▶ INSTRUCTION
Give the entries again exactly, every one of them.

▶ DATA FOR THIS EXERCISE
---*---

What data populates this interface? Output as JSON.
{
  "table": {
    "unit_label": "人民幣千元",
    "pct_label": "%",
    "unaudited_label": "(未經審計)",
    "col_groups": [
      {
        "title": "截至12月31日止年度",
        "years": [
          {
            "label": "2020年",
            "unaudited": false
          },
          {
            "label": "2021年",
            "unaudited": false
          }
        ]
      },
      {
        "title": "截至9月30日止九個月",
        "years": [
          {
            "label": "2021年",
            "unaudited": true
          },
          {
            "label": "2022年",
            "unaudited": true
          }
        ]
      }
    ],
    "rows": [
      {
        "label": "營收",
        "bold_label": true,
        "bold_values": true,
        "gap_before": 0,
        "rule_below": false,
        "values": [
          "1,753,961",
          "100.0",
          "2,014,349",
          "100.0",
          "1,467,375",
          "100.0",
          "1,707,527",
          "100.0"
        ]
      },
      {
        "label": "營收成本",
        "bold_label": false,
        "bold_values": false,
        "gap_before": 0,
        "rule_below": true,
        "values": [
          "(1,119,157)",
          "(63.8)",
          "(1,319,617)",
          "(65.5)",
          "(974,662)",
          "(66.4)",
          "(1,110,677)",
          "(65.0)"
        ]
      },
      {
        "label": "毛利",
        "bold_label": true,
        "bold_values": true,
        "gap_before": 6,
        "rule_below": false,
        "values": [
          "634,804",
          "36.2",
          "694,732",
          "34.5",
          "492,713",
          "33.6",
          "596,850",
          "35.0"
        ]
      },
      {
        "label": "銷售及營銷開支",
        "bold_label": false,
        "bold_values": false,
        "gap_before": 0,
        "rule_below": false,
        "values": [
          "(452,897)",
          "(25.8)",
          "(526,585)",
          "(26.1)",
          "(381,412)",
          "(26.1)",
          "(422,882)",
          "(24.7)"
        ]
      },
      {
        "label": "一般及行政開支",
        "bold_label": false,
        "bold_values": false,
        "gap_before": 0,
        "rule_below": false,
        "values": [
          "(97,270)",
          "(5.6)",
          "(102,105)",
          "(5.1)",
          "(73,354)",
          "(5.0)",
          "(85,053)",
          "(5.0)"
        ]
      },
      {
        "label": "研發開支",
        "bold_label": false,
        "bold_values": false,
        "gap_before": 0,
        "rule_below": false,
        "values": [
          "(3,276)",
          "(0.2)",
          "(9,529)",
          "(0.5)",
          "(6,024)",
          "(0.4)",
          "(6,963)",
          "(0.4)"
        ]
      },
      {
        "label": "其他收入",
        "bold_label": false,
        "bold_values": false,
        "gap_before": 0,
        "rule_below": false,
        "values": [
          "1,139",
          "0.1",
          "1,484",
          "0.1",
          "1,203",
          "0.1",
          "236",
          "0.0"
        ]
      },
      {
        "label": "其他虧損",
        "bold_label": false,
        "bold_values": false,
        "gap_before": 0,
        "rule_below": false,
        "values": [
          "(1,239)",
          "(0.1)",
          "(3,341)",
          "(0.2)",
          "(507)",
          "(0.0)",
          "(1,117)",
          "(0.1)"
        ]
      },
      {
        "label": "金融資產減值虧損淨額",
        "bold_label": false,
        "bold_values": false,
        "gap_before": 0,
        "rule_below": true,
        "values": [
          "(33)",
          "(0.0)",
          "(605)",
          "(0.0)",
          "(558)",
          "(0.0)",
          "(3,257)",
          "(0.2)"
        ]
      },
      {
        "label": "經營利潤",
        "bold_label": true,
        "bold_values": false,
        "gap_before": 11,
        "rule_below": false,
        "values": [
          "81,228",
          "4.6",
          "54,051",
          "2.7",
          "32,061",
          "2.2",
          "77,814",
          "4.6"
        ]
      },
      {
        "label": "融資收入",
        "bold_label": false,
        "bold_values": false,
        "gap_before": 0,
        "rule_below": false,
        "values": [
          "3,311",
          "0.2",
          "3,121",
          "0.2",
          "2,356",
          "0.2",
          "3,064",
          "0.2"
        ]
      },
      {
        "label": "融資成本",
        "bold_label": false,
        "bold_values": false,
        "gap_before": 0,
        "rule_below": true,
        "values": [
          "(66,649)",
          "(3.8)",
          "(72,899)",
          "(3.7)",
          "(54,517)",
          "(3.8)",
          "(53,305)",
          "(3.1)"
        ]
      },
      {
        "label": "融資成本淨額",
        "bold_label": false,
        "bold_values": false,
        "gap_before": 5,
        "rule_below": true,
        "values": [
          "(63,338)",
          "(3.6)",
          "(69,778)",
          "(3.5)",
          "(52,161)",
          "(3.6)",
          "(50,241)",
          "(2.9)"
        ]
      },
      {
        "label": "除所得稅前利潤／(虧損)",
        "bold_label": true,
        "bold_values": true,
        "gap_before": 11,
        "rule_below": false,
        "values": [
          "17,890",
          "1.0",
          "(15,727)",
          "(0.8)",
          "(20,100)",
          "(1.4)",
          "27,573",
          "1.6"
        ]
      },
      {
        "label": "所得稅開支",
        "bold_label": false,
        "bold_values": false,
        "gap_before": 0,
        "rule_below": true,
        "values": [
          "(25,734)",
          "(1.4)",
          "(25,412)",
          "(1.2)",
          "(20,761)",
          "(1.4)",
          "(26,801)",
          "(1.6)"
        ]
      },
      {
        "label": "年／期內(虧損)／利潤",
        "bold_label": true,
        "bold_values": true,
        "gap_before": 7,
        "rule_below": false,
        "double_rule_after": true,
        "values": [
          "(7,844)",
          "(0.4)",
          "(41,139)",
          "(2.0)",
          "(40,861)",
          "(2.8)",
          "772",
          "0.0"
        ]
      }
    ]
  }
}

---*---

▶ TASK ANSWER
What data populates this interface? Output as JSON.
{
  "table": {
    "unit_label": "人民幣千元",
    "pct_label": "%",
    "unaudited_label": "(未經審計)",
    "col_groups": [
      {
        "title": "截至12月31日止年度",
        "years": [
          {
            "label": "2020年",
            "unaudited": false
          },
          {
            "label": "2021年",
            "unaudited": false
          }
        ]
      },
      {
        "title": "截至9月30日止九個月",
        "years": [
          {
            "label": "2021年",
            "unaudited": true
          },
          {
            "label": "2022年",
            "unaudited": true
          }
        ]
      }
    ],
    "rows": [
      {
        "label": "營收",
        "bold_label": true,
        "bold_values": true,
        "gap_before": 0,
        "rule_below": false,
        "values": [
          "1,753,961",
          "100.0",
          "2,014,349",
          "100.0",
          "1,467,375",
          "100.0",
          "1,707,527",
          "100.0"
        ]
      },
      {
        "label": "營收成本",
        "bold_label": false,
        "bold_values": false,
        "gap_before": 0,
        "rule_below": true,
        "values": [
          "(1,119,157)",
          "(63.8)",
          "(1,319,617)",
          "(65.5)",
          "(974,662)",
          "(66.4)",
          "(1,110,677)",
          "(65.0)"
        ]
      },
      {
        "label": "毛利",
        "bold_label": true,
        "bold_values": true,
        "gap_before": 6,
        "rule_below": false,
        "values": [
          "634,804",
          "36.2",
          "694,732",
          "34.5",
          "492,713",
          "33.6",
          "596,850",
          "35.0"
        ]
      },
      {
        "label": "銷售及營銷開支",
        "bold_label": false,
        "bold_values": false,
        "gap_before": 0,
        "rule_below": false,
        "values": [
          "(452,897)",
          "(25.8)",
          "(526,585)",
          "(26.1)",
          "(381,412)",
          "(26.1)",
          "(422,882)",
          "(24.7)"
        ]
      },
      {
        "label": "一般及行政開支",
        "bold_label": false,
        "bold_values": false,
        "gap_before": 0,
        "rule_below": false,
        "values": [
          "(97,270)",
          "(5.6)",
          "(102,105)",
          "(5.1)",
          "(73,354)",
          "(5.0)",
          "(85,053)",
          "(5.0)"
        ]
      },
      {
        "label": "研發開支",
        "bold_label": false,
        "bold_values": false,
        "gap_before": 0,
        "rule_below": false,
        "values": [
          "(3,276)",
          "(0.2)",
          "(9,529)",
          "(0.5)",
          "(6,024)",
          "(0.4)",
          "(6,963)",
          "(0.4)"
        ]
      },
      {
        "label": "其他收入",
        "bold_label": false,
        "bold_values": false,
        "gap_before": 0,
        "rule_below": false,
        "values": [
          "1,139",
          "0.1",
          "1,484",
          "0.1",
          "1,203",
          "0.1",
          "236",
          "0.0"
        ]
      },
      {
        "label": "其他虧損",
        "bold_label": false,
        "bold_values": false,
        "gap_before": 0,
        "rule_below": false,
        "values": [
          "(1,239)",
          "(0.1)",
          "(3,341)",
          "(0.2)",
          "(507)",
          "(0.0)",
          "(1,117)",
          "(0.1)"
        ]
      },
      {
        "label": "金融資產減值虧損淨額",
        "bold_label": false,
        "bold_values": false,
        "gap_before": 0,
        "rule_below": true,
        "values": [
          "(33)",
          "(0.0)",
          "(605)",
          "(0.0)",
          "(558)",
          "(0.0)",
          "(3,257)",
          "(0.2)"
        ]
      },
      {
        "label": "經營利潤",
        "bold_label": true,
        "bold_values": false,
        "gap_before": 11,
        "rule_below": false,
        "values": [
          "81,228",
          "4.6",
          "54,051",
          "2.7",
          "32,061",
          "2.2",
          "77,814",
          "4.6"
        ]
      },
      {
        "label": "融資收入",
        "bold_label": false,
        "bold_values": false,
        "gap_before": 0,
        "rule_below": false,
        "values": [
          "3,311",
          "0.2",
          "3,121",
          "0.2",
          "2,356",
          "0.2",
          "3,064",
          "0.2"
        ]
      },
      {
        "label": "融資成本",
        "bold_label": false,
        "bold_values": false,
        "gap_before": 0,
        "rule_below": true,
        "values": [
          "(66,649)",
          "(3.8)",
          "(72,899)",
          "(3.7)",
          "(54,517)",
          "(3.8)",
          "(53,305)",
          "(3.1)"
        ]
      },
      {
        "label": "融資成本淨額",
        "bold_label": false,
        "bold_values": false,
        "gap_before": 5,
        "rule_below": true,
        "values": [
          "(63,338)",
          "(3.6)",
          "(69,778)",
          "(3.5)",
          "(52,161)",
          "(3.6)",
          "(50,241)",
          "(2.9)"
        ]
      },
      {
        "label": "除所得稅前利潤／(虧損)",
        "bold_label": true,
        "bold_values": true,
        "gap_before": 11,
        "rule_below": false,
        "values": [
          "17,890",
          "1.0",
          "(15,727)",
          "(0.8)",
          "(20,100)",
          "(1.4)",
          "27,573",
          "1.6"
        ]
      },
      {
        "label": "所得稅開支",
        "bold_label": false,
        "bold_values": false,
        "gap_before": 0,
        "rule_below": true,
        "values": [
          "(25,734)",
          "(1.4)",
          "(25,412)",
          "(1.2)",
          "(20,761)",
          "(1.4)",
          "(26,801)",
          "(1.6)"
        ]
      },
      {
        "label": "年／期內(虧損)／利潤",
        "bold_label": true,
        "bold_values": true,
        "gap_before": 7,
        "rule_below": false,
        "double_rule_after": true,
        "values": [
          "(7,844)",
          "(0.4)",
          "(41,139)",
          "(2.0)",
          "(40,861)",
          "(2.8)",
          "772",
          "0.0"
        ]
      }
    ]
  }
}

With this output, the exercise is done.